Given exercise:
Which lines include the word "this"? Copy each of them.
— START —
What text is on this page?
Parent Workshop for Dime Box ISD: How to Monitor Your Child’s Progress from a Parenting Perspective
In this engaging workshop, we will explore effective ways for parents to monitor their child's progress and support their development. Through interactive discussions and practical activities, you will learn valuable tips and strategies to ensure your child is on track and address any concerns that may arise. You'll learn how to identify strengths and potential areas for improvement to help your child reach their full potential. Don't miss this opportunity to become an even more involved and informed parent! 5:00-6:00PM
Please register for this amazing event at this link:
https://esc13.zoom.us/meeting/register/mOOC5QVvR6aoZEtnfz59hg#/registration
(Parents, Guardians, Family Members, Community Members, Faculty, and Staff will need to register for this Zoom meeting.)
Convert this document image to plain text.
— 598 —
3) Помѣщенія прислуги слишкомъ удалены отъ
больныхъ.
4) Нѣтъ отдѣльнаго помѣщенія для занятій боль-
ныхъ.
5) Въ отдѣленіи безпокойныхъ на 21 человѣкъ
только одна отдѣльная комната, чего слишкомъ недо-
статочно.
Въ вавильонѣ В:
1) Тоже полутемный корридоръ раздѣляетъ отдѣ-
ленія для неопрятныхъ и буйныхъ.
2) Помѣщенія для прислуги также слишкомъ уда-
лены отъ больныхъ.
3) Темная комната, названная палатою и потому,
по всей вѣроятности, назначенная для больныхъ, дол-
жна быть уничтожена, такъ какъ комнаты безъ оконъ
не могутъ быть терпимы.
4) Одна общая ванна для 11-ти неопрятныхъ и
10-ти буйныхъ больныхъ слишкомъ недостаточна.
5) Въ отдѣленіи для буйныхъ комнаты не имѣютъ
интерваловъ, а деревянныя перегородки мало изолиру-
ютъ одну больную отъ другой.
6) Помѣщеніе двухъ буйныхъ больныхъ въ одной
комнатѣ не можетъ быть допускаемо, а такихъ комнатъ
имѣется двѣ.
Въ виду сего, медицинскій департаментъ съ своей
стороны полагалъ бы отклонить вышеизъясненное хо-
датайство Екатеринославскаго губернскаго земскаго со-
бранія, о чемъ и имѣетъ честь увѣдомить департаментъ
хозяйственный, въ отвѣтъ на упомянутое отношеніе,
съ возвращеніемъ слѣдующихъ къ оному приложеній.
— END —
Expected answer:
What text is on this page?
In this engaging workshop, we will explore effective ways for parents to monitor their child's progress and support their development. Through interactive discussions and practical activities, you will learn valuable tips and strategies to ensure your child is on track and address any concerns that may arise. You'll learn how to identify strengths and potential areas for improvement to help your child reach their full potential. Don't miss this opportunity to become an even more involved and informed parent! 5:00-6:00PM
Please register for this amazing event at this link:
(Parents, Guardians, Family Members, Community Members, Faculty, and Staff will need to register for this Zoom meeting.)
Convert this document image to plain text.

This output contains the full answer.